Without the images, print all the entries below exactly as given.
▬▬▬▬▬▬
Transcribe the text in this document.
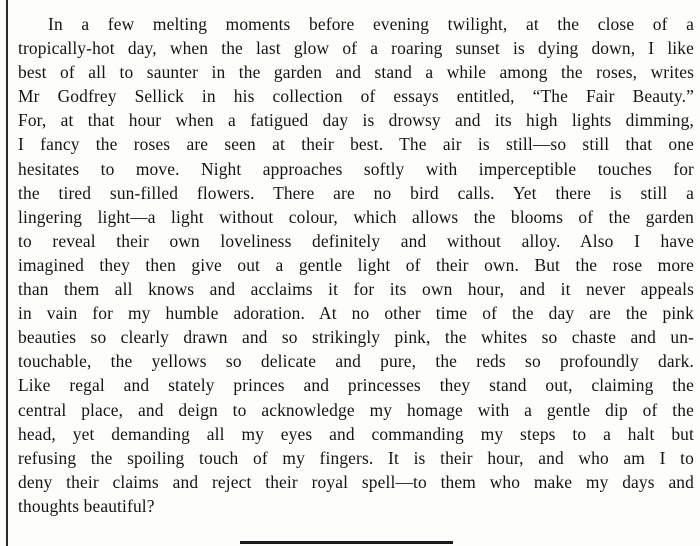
In a few melting moments before evening twilight, at the close of a
tropically-hot day, when the last glow of a roaring sunset is dying down, I like
best of all to saunter in the garden and stand a while among the roses, writes
Mr Godfrey Sellick in his collection of essays entitled, “The Fair Beauty.”
For, at that hour when a fatigued day is drowsy and its high lights dimming,
I fancy the roses are seen at their best. The air is still—so still that one
hesitates to move. Night approaches softly with imperceptible touches for
the tired sun-filled flowers. There are no bird calls. Yet there is still a
lingering light—a light without colour, which allows the blooms of the garden
to reveal their own loveliness definitely and without alloy. Also I have
imagined they then give out a gentle light of their own. But the rose more
than them all knows and acclaims it for its own hour, and it never appeals
in vain for my humble adoration. At no other time of the day are the pink
beauties so clearly drawn and so strikingly pink, the whites so chaste and un-
touchable, the yellows so delicate and pure, the reds so profoundly dark.
Like regal and stately princes and princesses they stand out, claiming the
central place, and deign to acknowledge my homage with a gentle dip of the
head, yet demanding all my eyes and commanding my steps to a halt but
refusing the spoiling touch of my fingers. It is their hour, and who am I to
deny their claims and reject their royal spell—to them who make my days and
thoughts beautiful?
▬▬▬▬▬▬
[Written response]
Transcribe the text in this document.
In a few melting moments before evening twilight, at the close of a
tropically-hot day, when the last glow of a roaring sunset is dying down, I like
best of all to saunter in the garden and stand a while among the roses, writes
Mr Godfrey Sellick in his collection of essays entitled, “The Fair Beauty.”
For, at that hour when a fatigued day is drowsy and its high lights dimming,
I fancy the roses are seen at their best. The air is still—so still that one
hesitates to move. Night approaches softly with imperceptible touches for
the tired sun-filled flowers. There are no bird calls. Yet there is still a
lingering light—a light without colour, which allows the blooms of the garden
to reveal their own loveliness definitely and without alloy. Also I have
imagined they then give out a gentle light of their own. But the rose more
than them all knows and acclaims it for its own hour, and it never appeals
in vain for my humble adoration. At no other time of the day are the pink
beauties so clearly drawn and so strikingly pink, the whites so chaste and un-
touchable, the yellows so delicate and pure, the reds so profoundly dark.
Like regal and stately princes and princesses they stand out, claiming the
central place, and deign to acknowledge my homage with a gentle dip of the
head, yet demanding all my eyes and commanding my steps to a halt but
refusing the spoiling touch of my fingers. It is their hour, and who am I to
deny their claims and reject their royal spell—to them who make my days and
thoughts beautiful?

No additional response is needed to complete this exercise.